··· Information provided
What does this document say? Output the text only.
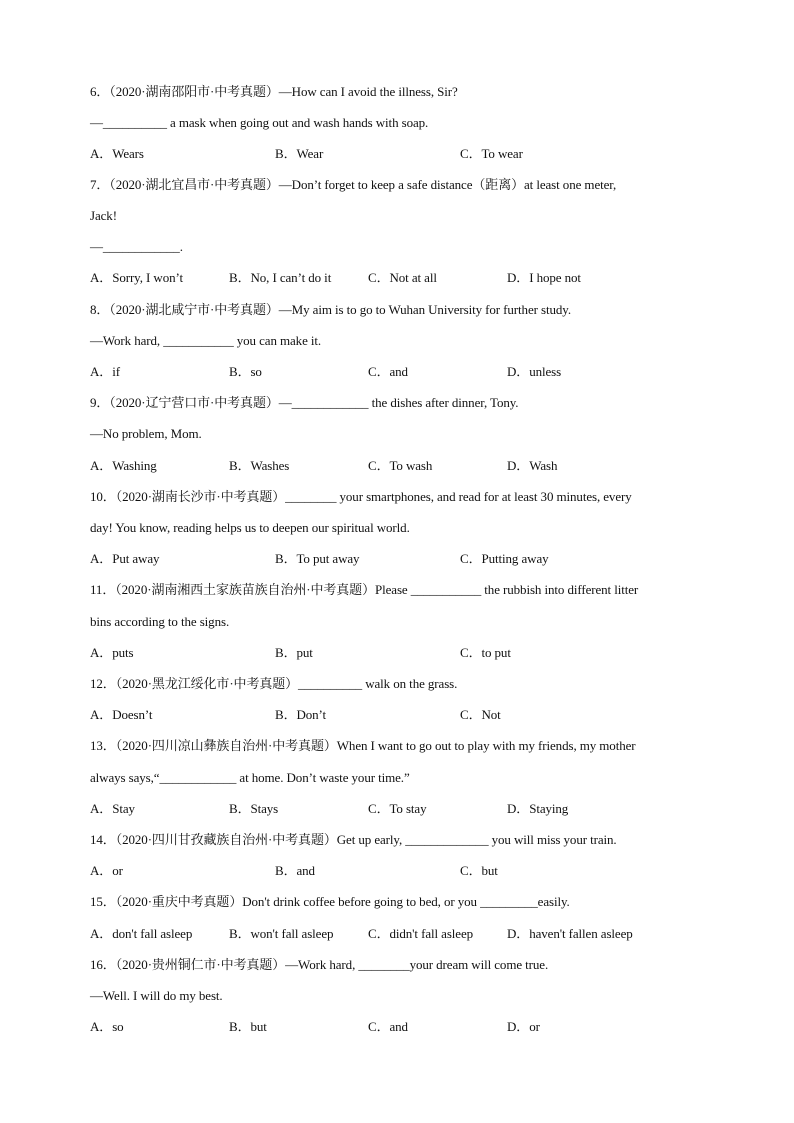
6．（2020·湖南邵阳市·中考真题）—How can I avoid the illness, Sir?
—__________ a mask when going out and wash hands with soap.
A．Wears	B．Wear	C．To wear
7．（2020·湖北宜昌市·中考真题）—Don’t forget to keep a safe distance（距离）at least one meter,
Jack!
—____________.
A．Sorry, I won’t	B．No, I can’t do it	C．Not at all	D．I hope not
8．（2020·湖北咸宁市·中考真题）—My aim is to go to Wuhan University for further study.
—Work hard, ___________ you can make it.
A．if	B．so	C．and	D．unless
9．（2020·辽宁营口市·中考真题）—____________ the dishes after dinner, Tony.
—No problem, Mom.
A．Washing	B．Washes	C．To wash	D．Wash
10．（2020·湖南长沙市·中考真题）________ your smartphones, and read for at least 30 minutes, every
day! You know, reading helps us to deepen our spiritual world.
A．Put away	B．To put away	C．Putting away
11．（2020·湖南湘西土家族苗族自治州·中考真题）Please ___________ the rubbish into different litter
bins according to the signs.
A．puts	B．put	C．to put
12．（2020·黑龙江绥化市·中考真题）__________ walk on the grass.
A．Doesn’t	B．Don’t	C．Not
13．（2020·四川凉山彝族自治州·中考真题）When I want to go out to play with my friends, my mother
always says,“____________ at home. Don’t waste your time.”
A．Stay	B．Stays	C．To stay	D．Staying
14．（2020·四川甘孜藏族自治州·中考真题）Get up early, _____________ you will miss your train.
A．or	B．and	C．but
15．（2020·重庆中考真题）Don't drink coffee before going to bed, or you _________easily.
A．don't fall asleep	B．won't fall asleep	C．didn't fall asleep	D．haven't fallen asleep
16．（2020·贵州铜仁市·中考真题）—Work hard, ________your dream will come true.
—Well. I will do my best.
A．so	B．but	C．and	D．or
······
Show all lines from the records above where the word "Work" occurs.

—Work hard, ___________ you can make it.
16．（2020·贵州铜仁市·中考真题）—Work hard, ________your dream will come true.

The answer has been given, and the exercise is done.